• Source document:
━━━━
[35]:
plot_dima(ica_data, 'fur:wt_dpd', 'fur:wt_fe');
/home/docs/checkouts/readthedocs.org/user_builds/pymodulon/envs/stable/lib/python3.7/site-packages/pymodulon/util.py:174: PerformanceWarning: DataFrame is highly fragmented. This is usually the result of calling `frame.insert` many times, which has poor performance. Consider joining all columns at once using pd.concat(axis=1) instead. To get a de-fragmented frame, use `newframe = frame.copy()`
_diff[":".join(name)] = abs(A_to_use[i1] - A_to_use[i2])
This DIMA plot is fairly busy; we can use DIMCA to reduce the number of points even further:
[36]:
cluster_activities(ica_data, show_best_clusters=True, dimca_sample1='fur:wt_dpd', dimca_sample2='fur:wt_fe');
/home/docs/checkouts/readthedocs.org/user_builds/pymodulon/envs/stable/lib/python3.7/site-packages/pymodulon/util.py:174: PerformanceWarning: DataFrame is highly fragmented. This is usually the result of calling `frame.insert` many times, which has poor performance. Consider joining all columns at once using pd.concat(axis=1) instead. To get a de-fragmented frame, use `newframe = frame.copy()`
_diff[":".join(name)] = abs(A_to_use[i1] - A_to_use[i2])
Thus, we have a somewhat simpler picture of this comparison. We can increase the number of best clusters we ask for to yield only cluster points; be careful with this though, as some of the worse-scoring clusters are actually “singleton” clusters with just a single iModulon in them (for these iModulons’ activities are generally uncorrelated with the other iModulons in the dataset).
[37]:
cluster_activities(ica_data, n_best_clusters=50, dimca_sample1='fur:wt_dpd', dimca_sample2='fur:wt_fe');
/home/docs/checkouts/readthedocs.org/user_builds/pymodulon/envs/stable/lib/python3.7/site-packages/pymodulon/util.py:174: PerformanceWarning: DataFrame is highly fragmented. This is usually the result of calling `frame.insert` many times, which has poor performance. Consider joining all columns at once using pd.concat(axis=1) instead. To get a de-fragmented frame, use `newframe = frame.copy()`
_diff[":".join(name)] = abs(A_to_use[i1] - A_to_use[i2])
━━━━
• Recorded data:
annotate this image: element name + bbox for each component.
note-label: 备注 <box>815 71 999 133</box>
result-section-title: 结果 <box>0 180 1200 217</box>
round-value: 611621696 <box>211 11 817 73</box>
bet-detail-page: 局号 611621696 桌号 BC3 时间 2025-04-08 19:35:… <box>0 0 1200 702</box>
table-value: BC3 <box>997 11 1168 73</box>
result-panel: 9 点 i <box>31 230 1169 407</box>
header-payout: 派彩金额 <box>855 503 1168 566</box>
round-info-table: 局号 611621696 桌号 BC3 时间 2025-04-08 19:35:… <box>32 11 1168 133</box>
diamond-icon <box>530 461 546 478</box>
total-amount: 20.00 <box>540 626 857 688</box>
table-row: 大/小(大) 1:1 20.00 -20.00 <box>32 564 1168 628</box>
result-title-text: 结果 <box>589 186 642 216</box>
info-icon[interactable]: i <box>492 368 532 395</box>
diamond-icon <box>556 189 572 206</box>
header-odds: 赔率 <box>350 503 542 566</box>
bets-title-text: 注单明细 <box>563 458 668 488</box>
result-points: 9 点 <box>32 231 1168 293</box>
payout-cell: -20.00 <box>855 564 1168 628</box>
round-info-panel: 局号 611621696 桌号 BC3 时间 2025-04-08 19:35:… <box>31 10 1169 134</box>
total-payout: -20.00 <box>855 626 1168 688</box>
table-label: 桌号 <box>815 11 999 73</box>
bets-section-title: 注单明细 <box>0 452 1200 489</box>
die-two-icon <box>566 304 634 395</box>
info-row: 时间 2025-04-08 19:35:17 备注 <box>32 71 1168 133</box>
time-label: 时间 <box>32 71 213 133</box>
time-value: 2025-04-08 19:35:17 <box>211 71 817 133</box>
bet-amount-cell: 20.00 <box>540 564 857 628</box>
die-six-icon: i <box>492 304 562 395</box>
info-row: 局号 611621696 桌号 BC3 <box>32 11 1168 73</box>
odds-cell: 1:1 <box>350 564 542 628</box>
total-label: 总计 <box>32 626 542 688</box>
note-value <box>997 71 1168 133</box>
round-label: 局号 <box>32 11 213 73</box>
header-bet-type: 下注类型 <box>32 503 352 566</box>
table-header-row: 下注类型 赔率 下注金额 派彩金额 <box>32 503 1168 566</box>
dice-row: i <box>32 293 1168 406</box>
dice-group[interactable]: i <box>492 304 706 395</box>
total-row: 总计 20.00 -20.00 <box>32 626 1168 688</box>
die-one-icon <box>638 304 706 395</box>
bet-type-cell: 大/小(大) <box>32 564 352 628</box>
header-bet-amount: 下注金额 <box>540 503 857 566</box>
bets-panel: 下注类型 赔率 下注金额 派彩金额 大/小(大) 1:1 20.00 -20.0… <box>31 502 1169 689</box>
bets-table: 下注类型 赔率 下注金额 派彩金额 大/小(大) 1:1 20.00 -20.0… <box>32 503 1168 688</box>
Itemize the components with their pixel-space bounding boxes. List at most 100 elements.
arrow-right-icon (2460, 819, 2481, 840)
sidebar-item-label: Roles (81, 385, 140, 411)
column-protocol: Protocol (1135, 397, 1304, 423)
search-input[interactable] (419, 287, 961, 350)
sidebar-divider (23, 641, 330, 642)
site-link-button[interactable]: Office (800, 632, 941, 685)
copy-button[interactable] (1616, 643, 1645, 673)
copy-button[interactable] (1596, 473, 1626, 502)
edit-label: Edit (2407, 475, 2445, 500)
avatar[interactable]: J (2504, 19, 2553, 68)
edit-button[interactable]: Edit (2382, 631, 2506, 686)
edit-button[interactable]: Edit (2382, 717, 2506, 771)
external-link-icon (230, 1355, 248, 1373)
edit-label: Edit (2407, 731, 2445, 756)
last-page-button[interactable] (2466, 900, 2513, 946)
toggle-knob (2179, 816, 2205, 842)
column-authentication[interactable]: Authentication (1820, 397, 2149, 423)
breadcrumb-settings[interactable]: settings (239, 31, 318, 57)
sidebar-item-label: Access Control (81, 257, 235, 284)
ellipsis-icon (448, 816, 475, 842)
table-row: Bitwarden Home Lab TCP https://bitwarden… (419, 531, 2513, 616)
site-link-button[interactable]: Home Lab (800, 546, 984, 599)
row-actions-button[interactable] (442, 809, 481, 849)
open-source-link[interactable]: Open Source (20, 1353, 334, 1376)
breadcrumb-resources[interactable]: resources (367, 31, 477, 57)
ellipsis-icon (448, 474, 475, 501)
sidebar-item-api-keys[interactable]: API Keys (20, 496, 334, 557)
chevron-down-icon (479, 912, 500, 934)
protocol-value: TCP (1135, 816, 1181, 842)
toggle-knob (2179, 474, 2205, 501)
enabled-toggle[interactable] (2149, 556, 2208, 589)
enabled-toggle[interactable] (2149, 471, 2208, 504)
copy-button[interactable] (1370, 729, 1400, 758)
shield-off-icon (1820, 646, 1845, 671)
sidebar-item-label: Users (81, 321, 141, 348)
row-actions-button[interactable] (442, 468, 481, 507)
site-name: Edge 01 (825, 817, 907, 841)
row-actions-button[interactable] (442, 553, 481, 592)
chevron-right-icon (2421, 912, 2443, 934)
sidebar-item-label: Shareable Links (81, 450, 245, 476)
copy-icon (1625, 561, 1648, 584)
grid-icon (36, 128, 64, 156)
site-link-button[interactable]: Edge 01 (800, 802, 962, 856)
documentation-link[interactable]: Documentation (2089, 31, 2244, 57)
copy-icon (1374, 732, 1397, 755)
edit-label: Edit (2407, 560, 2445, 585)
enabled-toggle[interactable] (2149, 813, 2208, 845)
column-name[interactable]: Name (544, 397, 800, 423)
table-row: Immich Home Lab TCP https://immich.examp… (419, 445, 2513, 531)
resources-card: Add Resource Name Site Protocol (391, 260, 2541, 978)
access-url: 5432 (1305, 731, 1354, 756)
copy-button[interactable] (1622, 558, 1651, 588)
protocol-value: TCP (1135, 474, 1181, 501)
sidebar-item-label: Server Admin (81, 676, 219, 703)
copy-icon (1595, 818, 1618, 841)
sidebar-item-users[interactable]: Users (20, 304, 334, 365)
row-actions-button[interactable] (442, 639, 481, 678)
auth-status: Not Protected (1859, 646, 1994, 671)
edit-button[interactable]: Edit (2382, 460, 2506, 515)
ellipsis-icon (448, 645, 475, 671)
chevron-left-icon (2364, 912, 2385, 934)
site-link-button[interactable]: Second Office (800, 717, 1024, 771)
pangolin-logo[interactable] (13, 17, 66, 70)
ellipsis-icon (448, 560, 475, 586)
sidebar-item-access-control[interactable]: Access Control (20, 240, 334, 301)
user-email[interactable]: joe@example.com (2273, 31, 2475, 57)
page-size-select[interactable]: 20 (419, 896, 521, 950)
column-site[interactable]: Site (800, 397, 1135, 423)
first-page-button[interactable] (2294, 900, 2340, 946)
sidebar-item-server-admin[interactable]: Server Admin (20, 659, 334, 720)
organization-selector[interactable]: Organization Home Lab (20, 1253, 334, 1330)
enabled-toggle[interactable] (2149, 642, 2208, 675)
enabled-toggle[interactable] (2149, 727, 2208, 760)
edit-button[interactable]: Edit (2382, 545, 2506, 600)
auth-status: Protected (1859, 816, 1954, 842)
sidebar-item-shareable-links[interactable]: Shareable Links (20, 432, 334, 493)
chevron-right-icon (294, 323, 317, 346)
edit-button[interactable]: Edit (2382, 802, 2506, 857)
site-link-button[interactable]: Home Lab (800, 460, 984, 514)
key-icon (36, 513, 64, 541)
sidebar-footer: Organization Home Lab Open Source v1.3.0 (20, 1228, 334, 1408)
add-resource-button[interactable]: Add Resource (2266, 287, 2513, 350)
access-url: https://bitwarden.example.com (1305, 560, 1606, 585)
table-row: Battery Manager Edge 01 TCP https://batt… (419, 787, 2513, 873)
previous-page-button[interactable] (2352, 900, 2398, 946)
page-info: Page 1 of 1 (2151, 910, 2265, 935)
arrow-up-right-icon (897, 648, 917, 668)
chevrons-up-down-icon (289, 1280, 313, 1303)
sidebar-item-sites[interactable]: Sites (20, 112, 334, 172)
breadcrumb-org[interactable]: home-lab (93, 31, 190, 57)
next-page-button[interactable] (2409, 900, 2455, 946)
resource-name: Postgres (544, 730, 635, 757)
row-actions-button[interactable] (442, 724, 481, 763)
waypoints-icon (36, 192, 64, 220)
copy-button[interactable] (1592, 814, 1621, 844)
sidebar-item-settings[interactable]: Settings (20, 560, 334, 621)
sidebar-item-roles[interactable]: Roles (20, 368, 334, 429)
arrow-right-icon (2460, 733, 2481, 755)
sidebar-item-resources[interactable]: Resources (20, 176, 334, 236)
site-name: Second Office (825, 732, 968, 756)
━━━━
• Questions:
• 1. Echo the DIMCA notebook excerpt word for word, starting at "Thus, we have" and ending at "in the dataset).".
• 2. Summarize the DIMCA notebook excerpt in two sentences.
The material is separate from the DIMCA notebook excerpt.

• Task answers:
• 1.
Thus, we have a somewhat simpler picture of this comparison. We can increase the number of best clusters we ask for to yield only cluster points; be careful with this though, as some of the worse-scoring clusters are actually “singleton” clusters with just a single iModulon in them (for these iModulons’ activities are generally uncorrelated with the other iModulons in the dataset).

• 2. The DIMA plot comparing 'fur:wt_dpd' and 'fur:wt_fe' is fairly busy, and DIMCA, run through cluster_activities, reduces the number of points to give a somewhat simpler picture. Asking for more best clusters, such as n_best_clusters=50, can yield only cluster points, but some worse-scoring clusters are "singleton" clusters with a single iModulon whose activities are generally uncorrelated with the other iModulons in the dataset.